Every entry needs to be reproduced exactly.

(Saved entries)
* * *
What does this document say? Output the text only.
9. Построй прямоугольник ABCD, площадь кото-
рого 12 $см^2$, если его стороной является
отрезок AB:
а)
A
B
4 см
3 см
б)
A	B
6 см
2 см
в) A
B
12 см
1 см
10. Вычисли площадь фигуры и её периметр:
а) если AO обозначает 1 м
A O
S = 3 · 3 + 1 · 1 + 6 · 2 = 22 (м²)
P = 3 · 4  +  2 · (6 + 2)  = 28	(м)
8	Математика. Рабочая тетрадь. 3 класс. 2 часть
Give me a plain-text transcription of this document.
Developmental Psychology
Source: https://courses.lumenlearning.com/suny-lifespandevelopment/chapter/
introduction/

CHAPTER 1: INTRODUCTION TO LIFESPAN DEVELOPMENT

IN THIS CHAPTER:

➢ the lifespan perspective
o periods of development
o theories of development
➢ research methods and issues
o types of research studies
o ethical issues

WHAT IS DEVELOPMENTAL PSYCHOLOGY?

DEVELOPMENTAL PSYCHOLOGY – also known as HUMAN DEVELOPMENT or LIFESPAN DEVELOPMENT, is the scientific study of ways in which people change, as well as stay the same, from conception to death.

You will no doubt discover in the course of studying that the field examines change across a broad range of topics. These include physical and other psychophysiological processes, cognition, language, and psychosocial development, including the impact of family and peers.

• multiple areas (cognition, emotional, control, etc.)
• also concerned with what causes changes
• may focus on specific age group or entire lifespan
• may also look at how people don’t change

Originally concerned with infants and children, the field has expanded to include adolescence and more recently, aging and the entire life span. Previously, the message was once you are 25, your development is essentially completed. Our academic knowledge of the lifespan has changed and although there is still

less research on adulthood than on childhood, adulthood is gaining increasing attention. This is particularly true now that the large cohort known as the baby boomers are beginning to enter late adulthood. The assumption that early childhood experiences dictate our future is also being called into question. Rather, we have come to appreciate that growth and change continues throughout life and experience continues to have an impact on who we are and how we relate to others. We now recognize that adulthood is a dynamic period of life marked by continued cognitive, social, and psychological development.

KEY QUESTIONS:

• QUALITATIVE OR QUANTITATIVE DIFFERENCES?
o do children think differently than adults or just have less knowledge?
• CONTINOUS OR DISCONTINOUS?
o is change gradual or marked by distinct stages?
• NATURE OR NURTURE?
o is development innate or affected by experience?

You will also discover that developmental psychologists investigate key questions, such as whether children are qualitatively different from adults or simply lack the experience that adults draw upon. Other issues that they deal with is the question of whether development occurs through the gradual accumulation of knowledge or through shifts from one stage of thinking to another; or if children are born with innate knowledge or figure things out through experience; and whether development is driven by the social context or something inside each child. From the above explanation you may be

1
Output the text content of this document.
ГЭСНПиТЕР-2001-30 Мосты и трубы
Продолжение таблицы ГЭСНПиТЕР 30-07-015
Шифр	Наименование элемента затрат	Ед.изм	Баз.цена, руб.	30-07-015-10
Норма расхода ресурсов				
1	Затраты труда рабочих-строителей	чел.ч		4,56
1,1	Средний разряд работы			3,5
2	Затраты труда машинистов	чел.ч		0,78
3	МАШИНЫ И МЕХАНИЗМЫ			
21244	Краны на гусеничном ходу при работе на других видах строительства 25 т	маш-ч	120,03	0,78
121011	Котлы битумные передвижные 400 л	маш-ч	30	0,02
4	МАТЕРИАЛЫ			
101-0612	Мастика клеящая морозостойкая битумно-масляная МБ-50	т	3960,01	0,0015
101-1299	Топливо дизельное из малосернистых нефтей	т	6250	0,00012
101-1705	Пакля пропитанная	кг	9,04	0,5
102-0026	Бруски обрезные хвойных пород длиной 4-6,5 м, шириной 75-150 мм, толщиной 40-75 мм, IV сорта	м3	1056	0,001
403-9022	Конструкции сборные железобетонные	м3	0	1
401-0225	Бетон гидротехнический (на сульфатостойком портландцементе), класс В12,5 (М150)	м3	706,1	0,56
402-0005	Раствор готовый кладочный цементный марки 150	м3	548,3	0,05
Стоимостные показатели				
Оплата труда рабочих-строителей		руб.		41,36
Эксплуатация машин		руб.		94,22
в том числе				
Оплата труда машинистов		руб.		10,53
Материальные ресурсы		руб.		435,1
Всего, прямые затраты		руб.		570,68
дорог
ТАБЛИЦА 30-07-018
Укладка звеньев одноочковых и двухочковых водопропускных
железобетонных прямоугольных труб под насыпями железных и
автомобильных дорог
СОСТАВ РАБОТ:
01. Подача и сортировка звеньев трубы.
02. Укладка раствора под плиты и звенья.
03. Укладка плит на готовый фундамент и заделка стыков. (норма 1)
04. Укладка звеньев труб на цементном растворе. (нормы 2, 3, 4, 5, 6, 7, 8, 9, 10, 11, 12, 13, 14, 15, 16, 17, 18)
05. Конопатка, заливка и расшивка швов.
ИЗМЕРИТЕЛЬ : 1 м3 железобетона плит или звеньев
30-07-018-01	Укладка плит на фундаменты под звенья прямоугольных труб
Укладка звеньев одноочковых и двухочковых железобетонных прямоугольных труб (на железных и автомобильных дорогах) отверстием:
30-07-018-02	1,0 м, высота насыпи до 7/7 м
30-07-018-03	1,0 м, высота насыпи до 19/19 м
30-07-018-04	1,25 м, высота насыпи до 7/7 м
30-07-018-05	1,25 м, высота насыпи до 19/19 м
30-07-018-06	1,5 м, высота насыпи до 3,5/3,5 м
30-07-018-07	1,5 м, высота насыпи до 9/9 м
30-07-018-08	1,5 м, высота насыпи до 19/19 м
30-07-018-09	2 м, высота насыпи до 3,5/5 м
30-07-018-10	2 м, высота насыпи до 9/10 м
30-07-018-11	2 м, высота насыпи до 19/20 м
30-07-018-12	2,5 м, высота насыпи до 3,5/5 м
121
* * *
### RESULT OF THIS EXERCISE
What does this document say? Output the text only.
9. Построй прямоугольник ABCD, площадь кото-
рого 12 $см^2$, если его стороной является
отрезок AB:
а)
A
B
4 см
3 см
б)
A	B
6 см
2 см
в) A
B
12 см
1 см
10. Вычисли площадь фигуры и её периметр:
а) если AO обозначает 1 м
A O
S = 3 · 3 + 1 · 1 + 6 · 2 = 22 (м²)
P = 3 · 4  +  2 · (6 + 2)  = 28	(м)
8	Математика. Рабочая тетрадь. 3 класс. 2 часть
Give me a plain-text transcription of this document.
Developmental Psychology
Source: https://courses.lumenlearning.com/suny-lifespandevelopment/chapter/
introduction/

CHAPTER 1: INTRODUCTION TO LIFESPAN DEVELOPMENT

IN THIS CHAPTER:

➢ the lifespan perspective
o periods of development
o theories of development
➢ research methods and issues
o types of research studies
o ethical issues

WHAT IS DEVELOPMENTAL PSYCHOLOGY?

DEVELOPMENTAL PSYCHOLOGY – also known as HUMAN DEVELOPMENT or LIFESPAN DEVELOPMENT, is the scientific study of ways in which people change, as well as stay the same, from conception to death.

You will no doubt discover in the course of studying that the field examines change across a broad range of topics. These include physical and other psychophysiological processes, cognition, language, and psychosocial development, including the impact of family and peers.

• multiple areas (cognition, emotional, control, etc.)
• also concerned with what causes changes
• may focus on specific age group or entire lifespan
• may also look at how people don’t change

Originally concerned with infants and children, the field has expanded to include adolescence and more recently, aging and the entire life span. Previously, the message was once you are 25, your development is essentially completed. Our academic knowledge of the lifespan has changed and although there is still

less research on adulthood than on childhood, adulthood is gaining increasing attention. This is particularly true now that the large cohort known as the baby boomers are beginning to enter late adulthood. The assumption that early childhood experiences dictate our future is also being called into question. Rather, we have come to appreciate that growth and change continues throughout life and experience continues to have an impact on who we are and how we relate to others. We now recognize that adulthood is a dynamic period of life marked by continued cognitive, social, and psychological development.

KEY QUESTIONS:

• QUALITATIVE OR QUANTITATIVE DIFFERENCES?
o do children think differently than adults or just have less knowledge?
• CONTINOUS OR DISCONTINOUS?
o is change gradual or marked by distinct stages?
• NATURE OR NURTURE?
o is development innate or affected by experience?

You will also discover that developmental psychologists investigate key questions, such as whether children are qualitatively different from adults or simply lack the experience that adults draw upon. Other issues that they deal with is the question of whether development occurs through the gradual accumulation of knowledge or through shifts from one stage of thinking to another; or if children are born with innate knowledge or figure things out through experience; and whether development is driven by the social context or something inside each child. From the above explanation you may be

1
Output the text content of this document.
ГЭСНПиТЕР-2001-30 Мосты и трубы
Продолжение таблицы ГЭСНПиТЕР 30-07-015
Шифр	Наименование элемента затрат	Ед.изм	Баз.цена, руб.	30-07-015-10
Норма расхода ресурсов				
1	Затраты труда рабочих-строителей	чел.ч		4,56
1,1	Средний разряд работы			3,5
2	Затраты труда машинистов	чел.ч		0,78
3	МАШИНЫ И МЕХАНИЗМЫ			
21244	Краны на гусеничном ходу при работе на других видах строительства 25 т	маш-ч	120,03	0,78
121011	Котлы битумные передвижные 400 л	маш-ч	30	0,02
4	МАТЕРИАЛЫ			
101-0612	Мастика клеящая морозостойкая битумно-масляная МБ-50	т	3960,01	0,0015
101-1299	Топливо дизельное из малосернистых нефтей	т	6250	0,00012
101-1705	Пакля пропитанная	кг	9,04	0,5
102-0026	Бруски обрезные хвойных пород длиной 4-6,5 м, шириной 75-150 мм, толщиной 40-75 мм, IV сорта	м3	1056	0,001
403-9022	Конструкции сборные железобетонные	м3	0	1
401-0225	Бетон гидротехнический (на сульфатостойком портландцементе), класс В12,5 (М150)	м3	706,1	0,56
402-0005	Раствор готовый кладочный цементный марки 150	м3	548,3	0,05
Стоимостные показатели				
Оплата труда рабочих-строителей		руб.		41,36
Эксплуатация машин		руб.		94,22
в том числе				
Оплата труда машинистов		руб.		10,53
Материальные ресурсы		руб.		435,1
Всего, прямые затраты		руб.		570,68
дорог
ТАБЛИЦА 30-07-018
Укладка звеньев одноочковых и двухочковых водопропускных
железобетонных прямоугольных труб под насыпями железных и
автомобильных дорог
СОСТАВ РАБОТ:
01. Подача и сортировка звеньев трубы.
02. Укладка раствора под плиты и звенья.
03. Укладка плит на готовый фундамент и заделка стыков. (норма 1)
04. Укладка звеньев труб на цементном растворе. (нормы 2, 3, 4, 5, 6, 7, 8, 9, 10, 11, 12, 13, 14, 15, 16, 17, 18)
05. Конопатка, заливка и расшивка швов.
ИЗМЕРИТЕЛЬ : 1 м3 железобетона плит или звеньев
30-07-018-01	Укладка плит на фундаменты под звенья прямоугольных труб
Укладка звеньев одноочковых и двухочковых железобетонных прямоугольных труб (на железных и автомобильных дорогах) отверстием:
30-07-018-02	1,0 м, высота насыпи до 7/7 м
30-07-018-03	1,0 м, высота насыпи до 19/19 м
30-07-018-04	1,25 м, высота насыпи до 7/7 м
30-07-018-05	1,25 м, высота насыпи до 19/19 м
30-07-018-06	1,5 м, высота насыпи до 3,5/3,5 м
30-07-018-07	1,5 м, высота насыпи до 9/9 м
30-07-018-08	1,5 м, высота насыпи до 19/19 м
30-07-018-09	2 м, высота насыпи до 3,5/5 м
30-07-018-10	2 м, высота насыпи до 9/10 м
30-07-018-11	2 м, высота насыпи до 19/20 м
30-07-018-12	2,5 м, высота насыпи до 3,5/5 м
121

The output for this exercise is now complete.